=== WHAT TO PRODUCE ===
Skip the images and return the records below exactly.

####

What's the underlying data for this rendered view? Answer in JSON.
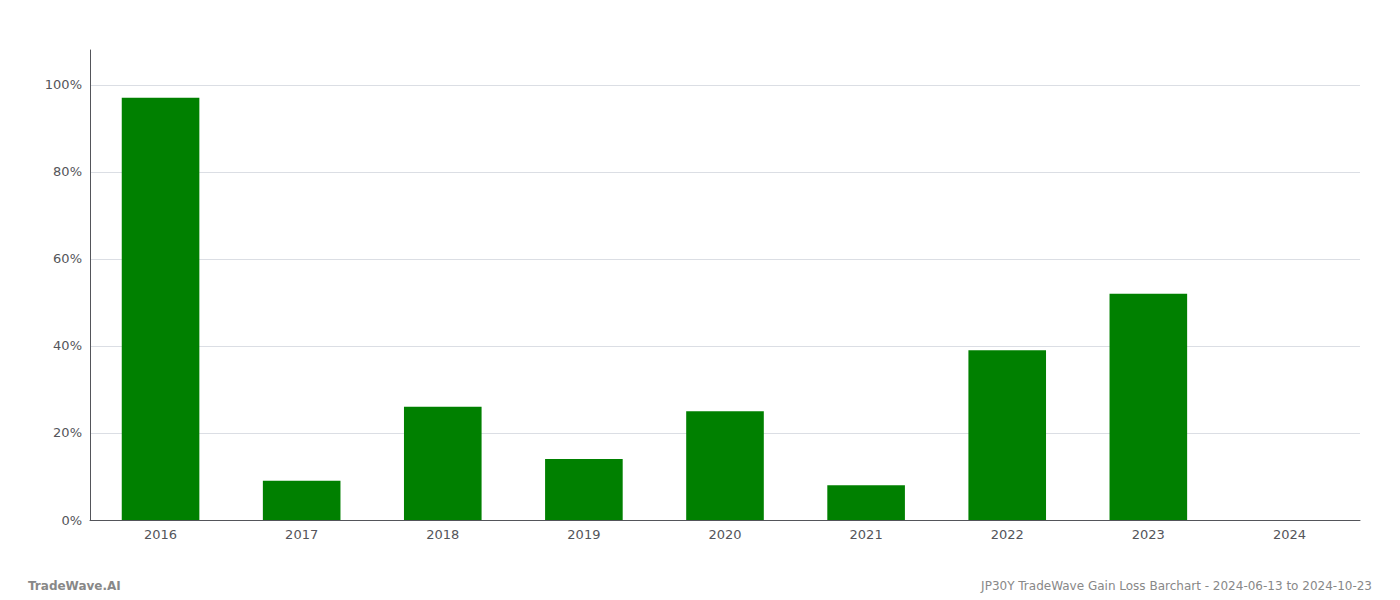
{
  "chart_data": {
    "type": "bar",
    "categories": [
      "2016",
      "2017",
      "2018",
      "2019",
      "2020",
      "2021",
      "2022",
      "2023",
      "2024"
    ],
    "values": [
      0.97,
      0.09,
      0.26,
      0.14,
      0.25,
      0.08,
      0.39,
      0.52,
      0.0
    ],
    "color": "#008000",
    "ylim": [
      0,
      1.08
    ],
    "yticks": [
      {
        "value": 0.0,
        "label": "0%"
      },
      {
        "value": 0.2,
        "label": "20%"
      },
      {
        "value": 0.4,
        "label": "40%"
      },
      {
        "value": 0.6,
        "label": "60%"
      },
      {
        "value": 0.8,
        "label": "80%"
      },
      {
        "value": 1.0,
        "label": "100%"
      }
    ],
    "grid": true,
    "annotations": [
      "TradeWave.AI",
      "JP30Y TradeWave Gain Loss Barchart - 2024-06-13 to 2024-10-23"
    ]
  }
}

####

=== ANSWER IN FULL ===
What's the underlying data for this rendered view? Answer in JSON.
{
  "chart_data": {
    "type": "bar",
    "categories": [
      "2016",
      "2017",
      "2018",
      "2019",
      "2020",
      "2021",
      "2022",
      "2023",
      "2024"
    ],
    "values": [
      0.97,
      0.09,
      0.26,
      0.14,
      0.25,
      0.08,
      0.39,
      0.52,
      0.0
    ],
    "color": "#008000",
    "ylim": [
      0,
      1.08
    ],
    "yticks": [
      {
        "value": 0.0,
        "label": "0%"
      },
      {
        "value": 0.2,
        "label": "20%"
      },
      {
        "value": 0.4,
        "label": "40%"
      },
      {
        "value": 0.6,
        "label": "60%"
      },
      {
        "value": 0.8,
        "label": "80%"
      },
      {
        "value": 1.0,
        "label": "100%"
      }
    ],
    "grid": true,
    "annotations": [
      "TradeWave.AI",
      "JP30Y TradeWave Gain Loss Barchart - 2024-06-13 to 2024-10-23"
    ]
  }
}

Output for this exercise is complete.